[Saved data entries]

::::::::

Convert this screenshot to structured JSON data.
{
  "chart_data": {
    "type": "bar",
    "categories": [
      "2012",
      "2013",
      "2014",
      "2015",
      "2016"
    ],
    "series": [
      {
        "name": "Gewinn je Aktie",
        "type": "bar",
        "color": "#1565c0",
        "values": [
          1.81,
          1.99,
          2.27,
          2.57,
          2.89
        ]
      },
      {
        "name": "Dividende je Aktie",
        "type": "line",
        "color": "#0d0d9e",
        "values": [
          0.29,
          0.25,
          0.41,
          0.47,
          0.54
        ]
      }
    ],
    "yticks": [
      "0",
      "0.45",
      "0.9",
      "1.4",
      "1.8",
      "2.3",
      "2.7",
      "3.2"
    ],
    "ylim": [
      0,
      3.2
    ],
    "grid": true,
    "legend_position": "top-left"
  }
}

::::::::

- _DIRECTION_:
Transcribe the material exactly as it reads.

- _WRITTEN RESPONSE_:
Convert this screenshot to structured JSON data.
{
  "chart_data": {
    "type": "bar",
    "categories": [
      "2012",
      "2013",
      "2014",
      "2015",
      "2016"
    ],
    "series": [
      {
        "name": "Gewinn je Aktie",
        "type": "bar",
        "color": "#1565c0",
        "values": [
          1.81,
          1.99,
          2.27,
          2.57,
          2.89
        ]
      },
      {
        "name": "Dividende je Aktie",
        "type": "line",
        "color": "#0d0d9e",
        "values": [
          0.29,
          0.25,
          0.41,
          0.47,
          0.54
        ]
      }
    ],
    "yticks": [
      "0",
      "0.45",
      "0.9",
      "1.4",
      "1.8",
      "2.3",
      "2.7",
      "3.2"
    ],
    "ylim": [
      0,
      3.2
    ],
    "grid": true,
    "legend_position": "top-left"
  }
}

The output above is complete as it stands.